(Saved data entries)
===

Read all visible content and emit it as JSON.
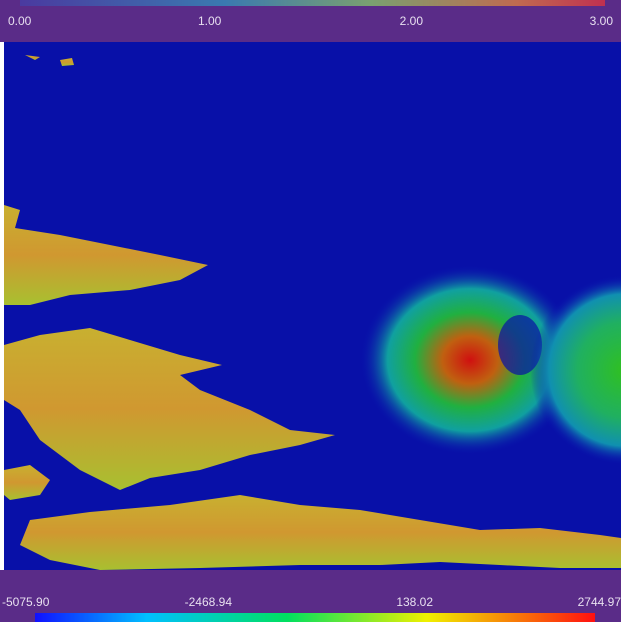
{
  "top_colorbar": {
    "labels": [
      "0.00",
      "1.00",
      "2.00",
      "3.00"
    ]
  },
  "bottom_colorbar": {
    "labels": [
      "-5075.90",
      "-2468.94",
      "138.02",
      "2744.97"
    ]
  }
}
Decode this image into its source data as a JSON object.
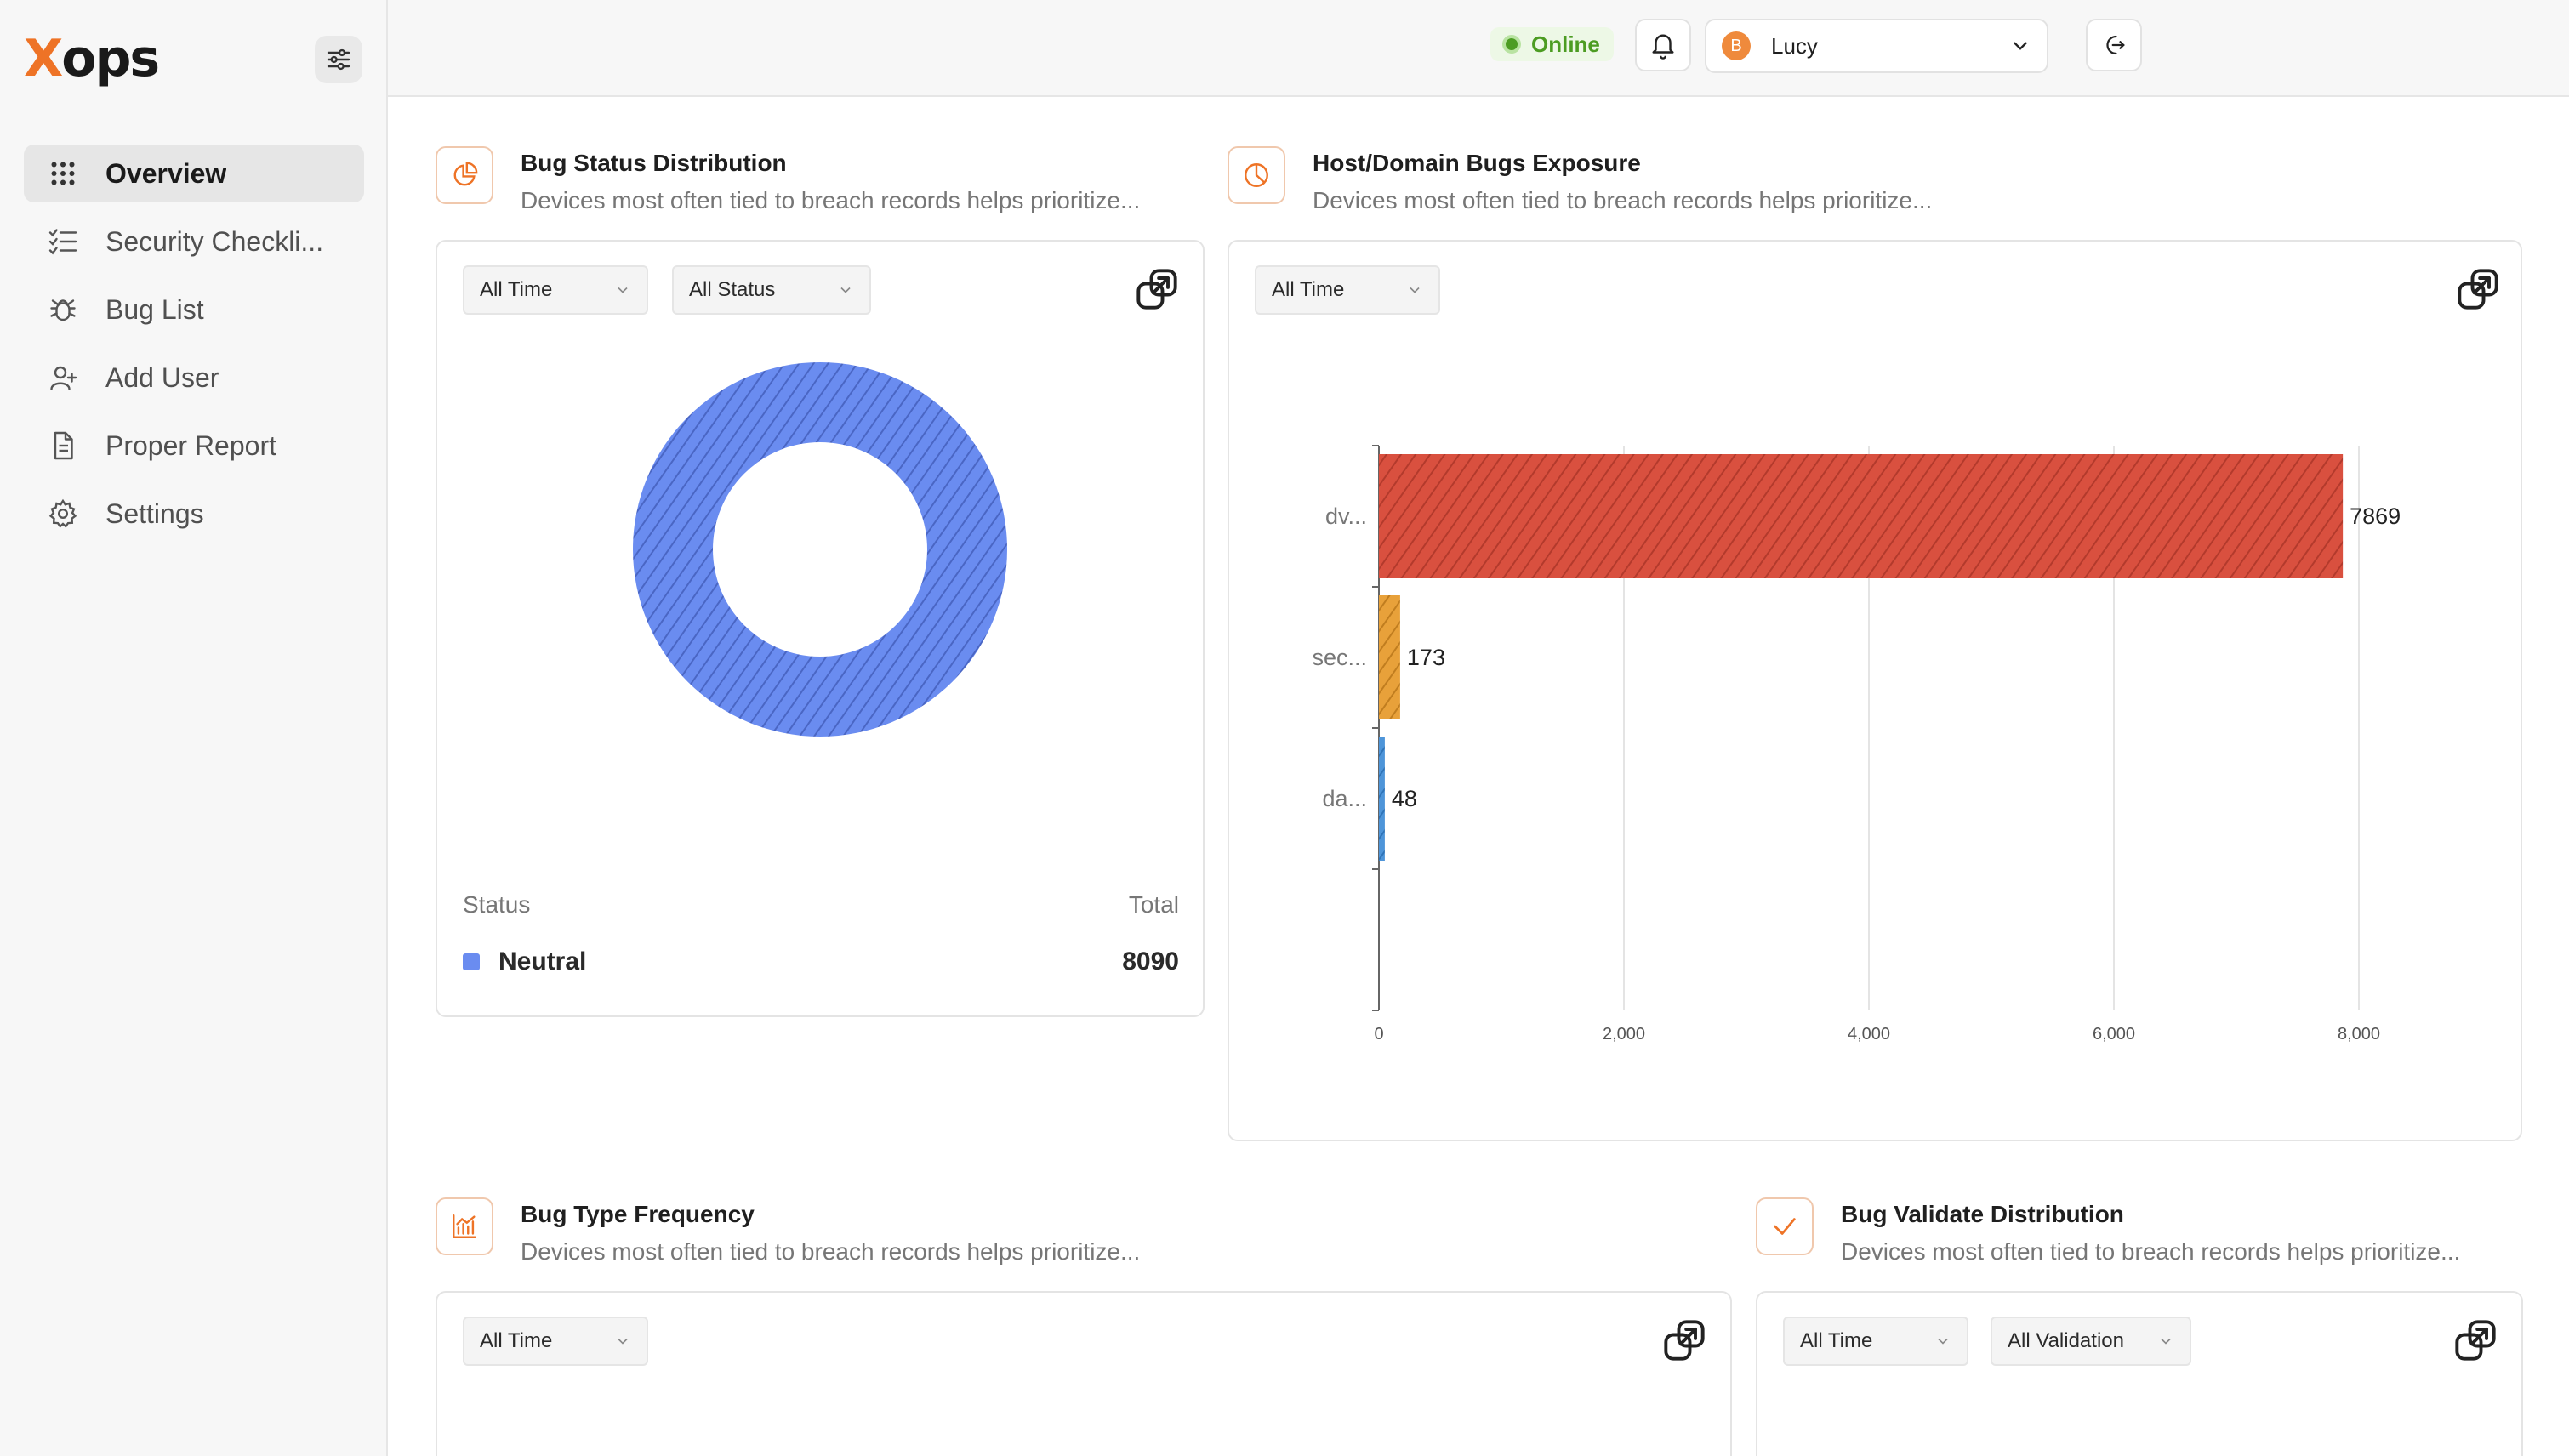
{
  "app": {
    "logo_x": "X",
    "logo_rest": "ops",
    "accent": "#ee7326"
  },
  "sidebar": {
    "items": [
      {
        "label": "Overview",
        "icon": "grid-icon",
        "active": true
      },
      {
        "label": "Security Checkli...",
        "icon": "checklist-icon"
      },
      {
        "label": "Bug List",
        "icon": "bug-icon"
      },
      {
        "label": "Add User",
        "icon": "add-user-icon"
      },
      {
        "label": "Proper Report",
        "icon": "document-icon"
      },
      {
        "label": "Settings",
        "icon": "gear-icon"
      }
    ]
  },
  "topbar": {
    "status": "Online",
    "status_color": "#4c9c22",
    "user_initial": "B",
    "user_name": "Lucy"
  },
  "sections": {
    "bug_status": {
      "title": "Bug Status Distribution",
      "subtitle": "Devices most often tied to breach records helps prioritize...",
      "filters": [
        "All Time",
        "All Status"
      ],
      "legend_status_header": "Status",
      "legend_total_header": "Total",
      "legend": [
        {
          "label": "Neutral",
          "value": "8090",
          "color": "#6a8cf0"
        }
      ]
    },
    "host_domain": {
      "title": "Host/Domain Bugs Exposure",
      "subtitle": "Devices most often tied to breach records helps prioritize...",
      "filters": [
        "All Time"
      ]
    },
    "bug_type": {
      "title": "Bug Type Frequency",
      "subtitle": "Devices most often tied to breach records helps prioritize...",
      "filters": [
        "All Time"
      ]
    },
    "bug_validate": {
      "title": "Bug Validate Distribution",
      "subtitle": "Devices most often tied to breach records helps prioritize...",
      "filters": [
        "All Time",
        "All Validation"
      ]
    }
  },
  "chart_data": [
    {
      "type": "pie",
      "title": "",
      "donut": true,
      "categories": [
        "Neutral"
      ],
      "values": [
        8090
      ],
      "colors": [
        "#6a8cf0"
      ]
    },
    {
      "type": "bar",
      "orientation": "horizontal",
      "title": "",
      "categories": [
        "dv...",
        "sec...",
        "da..."
      ],
      "values": [
        7869,
        173,
        48
      ],
      "colors": [
        "#d9503f",
        "#e8a13a",
        "#4e95d9"
      ],
      "xlim": [
        0,
        8500
      ],
      "xticks": [
        0,
        2000,
        4000,
        6000,
        8000
      ],
      "xtick_labels": [
        "0",
        "2,000",
        "4,000",
        "6,000",
        "8,000"
      ],
      "grid": "vertical"
    }
  ]
}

===

◆ **THE TASK**
Without including the pictures, return each record above exactly as it stands.

◆ **EXERCISE SOLUTION**
Read all visible content and emit it as JSON.
{
  "top_colorbar": {
    "labels": [
      "0.00",
      "1.00",
      "2.00",
      "3.00"
    ]
  },
  "bottom_colorbar": {
    "labels": [
      "-5075.90",
      "-2468.94",
      "138.02",
      "2744.97"
    ]
  }
}
Decode this image into its source data as a JSON object.
{
  "app": {
    "logo_x": "X",
    "logo_rest": "ops",
    "accent": "#ee7326"
  },
  "sidebar": {
    "items": [
      {
        "label": "Overview",
        "icon": "grid-icon",
        "active": true
      },
      {
        "label": "Security Checkli...",
        "icon": "checklist-icon"
      },
      {
        "label": "Bug List",
        "icon": "bug-icon"
      },
      {
        "label": "Add User",
        "icon": "add-user-icon"
      },
      {
        "label": "Proper Report",
        "icon": "document-icon"
      },
      {
        "label": "Settings",
        "icon": "gear-icon"
      }
    ]
  },
  "topbar": {
    "status": "Online",
    "status_color": "#4c9c22",
    "user_initial": "B",
    "user_name": "Lucy"
  },
  "sections": {
    "bug_status": {
      "title": "Bug Status Distribution",
      "subtitle": "Devices most often tied to breach records helps prioritize...",
      "filters": [
        "All Time",
        "All Status"
      ],
      "legend_status_header": "Status",
      "legend_total_header": "Total",
      "legend": [
        {
          "label": "Neutral",
          "value": "8090",
          "color": "#6a8cf0"
        }
      ]
    },
    "host_domain": {
      "title": "Host/Domain Bugs Exposure",
      "subtitle": "Devices most often tied to breach records helps prioritize...",
      "filters": [
        "All Time"
      ]
    },
    "bug_type": {
      "title": "Bug Type Frequency",
      "subtitle": "Devices most often tied to breach records helps prioritize...",
      "filters": [
        "All Time"
      ]
    },
    "bug_validate": {
      "title": "Bug Validate Distribution",
      "subtitle": "Devices most often tied to breach records helps prioritize...",
      "filters": [
        "All Time",
        "All Validation"
      ]
    }
  },
  "chart_data": [
    {
      "type": "pie",
      "title": "",
      "donut": true,
      "categories": [
        "Neutral"
      ],
      "values": [
        8090
      ],
      "colors": [
        "#6a8cf0"
      ]
    },
    {
      "type": "bar",
      "orientation": "horizontal",
      "title": "",
      "categories": [
        "dv...",
        "sec...",
        "da..."
      ],
      "values": [
        7869,
        173,
        48
      ],
      "colors": [
        "#d9503f",
        "#e8a13a",
        "#4e95d9"
      ],
      "xlim": [
        0,
        8500
      ],
      "xticks": [
        0,
        2000,
        4000,
        6000,
        8000
      ],
      "xtick_labels": [
        "0",
        "2,000",
        "4,000",
        "6,000",
        "8,000"
      ],
      "grid": "vertical"
    }
  ]
}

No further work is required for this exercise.